** START OF Materials provided **

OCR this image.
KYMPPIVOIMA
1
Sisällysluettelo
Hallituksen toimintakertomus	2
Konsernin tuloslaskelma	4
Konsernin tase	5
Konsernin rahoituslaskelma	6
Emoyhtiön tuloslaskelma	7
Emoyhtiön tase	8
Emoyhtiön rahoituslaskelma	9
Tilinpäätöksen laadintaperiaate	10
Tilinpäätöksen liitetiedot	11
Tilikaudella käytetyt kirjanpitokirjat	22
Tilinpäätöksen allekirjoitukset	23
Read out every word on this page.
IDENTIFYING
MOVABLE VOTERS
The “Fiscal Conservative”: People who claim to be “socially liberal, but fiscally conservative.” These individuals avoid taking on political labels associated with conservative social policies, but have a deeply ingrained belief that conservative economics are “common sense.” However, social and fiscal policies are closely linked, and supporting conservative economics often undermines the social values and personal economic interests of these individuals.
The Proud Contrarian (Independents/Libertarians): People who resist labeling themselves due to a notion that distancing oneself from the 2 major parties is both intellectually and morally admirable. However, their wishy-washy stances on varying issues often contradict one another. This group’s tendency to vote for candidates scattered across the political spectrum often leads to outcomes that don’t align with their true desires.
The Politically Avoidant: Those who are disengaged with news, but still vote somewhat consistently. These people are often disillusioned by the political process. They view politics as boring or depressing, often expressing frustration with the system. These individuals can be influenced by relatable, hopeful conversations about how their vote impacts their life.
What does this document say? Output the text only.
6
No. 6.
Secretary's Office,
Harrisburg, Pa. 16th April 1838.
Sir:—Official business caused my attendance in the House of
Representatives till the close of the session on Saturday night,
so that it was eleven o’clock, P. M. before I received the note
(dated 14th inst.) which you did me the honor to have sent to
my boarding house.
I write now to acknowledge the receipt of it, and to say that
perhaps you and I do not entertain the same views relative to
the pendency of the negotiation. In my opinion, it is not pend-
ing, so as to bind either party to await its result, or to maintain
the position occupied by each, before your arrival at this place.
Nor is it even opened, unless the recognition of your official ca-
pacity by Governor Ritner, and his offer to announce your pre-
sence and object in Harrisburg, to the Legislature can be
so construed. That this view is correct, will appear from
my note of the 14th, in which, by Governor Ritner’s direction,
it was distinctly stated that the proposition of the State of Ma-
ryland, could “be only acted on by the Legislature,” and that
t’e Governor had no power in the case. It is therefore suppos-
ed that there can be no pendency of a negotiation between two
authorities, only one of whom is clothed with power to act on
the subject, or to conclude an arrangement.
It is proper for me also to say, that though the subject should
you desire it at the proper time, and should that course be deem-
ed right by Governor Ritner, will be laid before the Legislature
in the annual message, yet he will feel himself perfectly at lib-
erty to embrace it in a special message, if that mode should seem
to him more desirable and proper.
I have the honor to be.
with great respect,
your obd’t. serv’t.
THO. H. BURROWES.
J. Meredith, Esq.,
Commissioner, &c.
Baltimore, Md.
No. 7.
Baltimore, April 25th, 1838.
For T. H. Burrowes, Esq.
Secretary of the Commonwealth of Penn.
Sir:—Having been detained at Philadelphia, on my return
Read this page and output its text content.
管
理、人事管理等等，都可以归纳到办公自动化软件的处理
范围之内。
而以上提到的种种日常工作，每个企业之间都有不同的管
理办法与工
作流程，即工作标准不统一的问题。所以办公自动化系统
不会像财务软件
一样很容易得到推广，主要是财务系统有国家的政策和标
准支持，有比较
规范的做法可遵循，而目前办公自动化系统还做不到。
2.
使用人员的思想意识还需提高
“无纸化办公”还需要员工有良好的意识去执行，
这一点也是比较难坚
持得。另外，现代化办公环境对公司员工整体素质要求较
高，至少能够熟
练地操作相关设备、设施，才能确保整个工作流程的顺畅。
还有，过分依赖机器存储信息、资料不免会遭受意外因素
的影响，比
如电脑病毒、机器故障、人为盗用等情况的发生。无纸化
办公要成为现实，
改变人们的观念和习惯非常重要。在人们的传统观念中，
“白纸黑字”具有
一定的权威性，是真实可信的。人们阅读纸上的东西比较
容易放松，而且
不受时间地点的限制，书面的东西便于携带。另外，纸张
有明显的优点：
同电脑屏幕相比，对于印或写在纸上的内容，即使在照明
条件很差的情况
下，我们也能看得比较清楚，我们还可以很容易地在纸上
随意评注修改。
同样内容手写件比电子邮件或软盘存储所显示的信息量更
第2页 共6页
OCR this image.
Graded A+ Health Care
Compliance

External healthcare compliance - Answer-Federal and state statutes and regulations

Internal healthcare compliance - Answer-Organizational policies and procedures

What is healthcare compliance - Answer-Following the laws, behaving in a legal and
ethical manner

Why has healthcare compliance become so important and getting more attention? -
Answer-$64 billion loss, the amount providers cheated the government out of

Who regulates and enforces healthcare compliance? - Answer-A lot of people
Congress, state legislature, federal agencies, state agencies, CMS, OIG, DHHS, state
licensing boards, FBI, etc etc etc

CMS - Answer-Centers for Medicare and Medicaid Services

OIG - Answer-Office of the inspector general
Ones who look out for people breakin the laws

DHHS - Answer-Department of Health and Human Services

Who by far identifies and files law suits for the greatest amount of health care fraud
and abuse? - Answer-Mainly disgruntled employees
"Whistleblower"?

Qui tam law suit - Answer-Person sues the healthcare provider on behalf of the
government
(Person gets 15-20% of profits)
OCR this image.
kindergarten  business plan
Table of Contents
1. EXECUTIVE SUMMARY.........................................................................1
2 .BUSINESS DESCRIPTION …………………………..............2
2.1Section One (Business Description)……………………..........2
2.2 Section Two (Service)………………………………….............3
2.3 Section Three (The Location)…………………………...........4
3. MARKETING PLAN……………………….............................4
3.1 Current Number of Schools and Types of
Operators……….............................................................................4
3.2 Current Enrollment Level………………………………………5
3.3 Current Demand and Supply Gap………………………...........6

** END OF Materials provided **

Given problem – Tally the lines of the records holding the word "Governor", then state only the tally.

Correct result – 4